### Goal
Copy out every line in the entries below that includes "this".

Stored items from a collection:
------------------------------
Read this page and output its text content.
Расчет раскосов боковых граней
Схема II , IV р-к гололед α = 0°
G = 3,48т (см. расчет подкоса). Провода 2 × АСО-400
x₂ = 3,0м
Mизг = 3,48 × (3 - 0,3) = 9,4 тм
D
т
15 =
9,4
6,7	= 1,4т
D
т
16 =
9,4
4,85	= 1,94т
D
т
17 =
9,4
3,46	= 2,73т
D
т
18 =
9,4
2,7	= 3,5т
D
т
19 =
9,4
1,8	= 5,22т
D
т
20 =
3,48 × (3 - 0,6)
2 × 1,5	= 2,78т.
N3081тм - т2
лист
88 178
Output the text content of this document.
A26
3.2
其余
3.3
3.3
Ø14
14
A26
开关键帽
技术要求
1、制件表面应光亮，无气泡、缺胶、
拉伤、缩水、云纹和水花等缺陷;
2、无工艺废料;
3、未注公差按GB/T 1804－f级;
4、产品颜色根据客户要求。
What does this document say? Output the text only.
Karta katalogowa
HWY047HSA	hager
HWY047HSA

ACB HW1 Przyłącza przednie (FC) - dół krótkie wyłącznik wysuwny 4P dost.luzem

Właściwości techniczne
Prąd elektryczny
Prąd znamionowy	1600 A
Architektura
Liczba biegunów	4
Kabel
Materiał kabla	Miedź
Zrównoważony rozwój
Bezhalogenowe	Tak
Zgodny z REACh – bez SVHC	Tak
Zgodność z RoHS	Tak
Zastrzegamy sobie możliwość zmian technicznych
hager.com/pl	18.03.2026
------------------------------
### Result
Read this page and output its text content.
Output the text content of this document.
What does this document say? Output the text only.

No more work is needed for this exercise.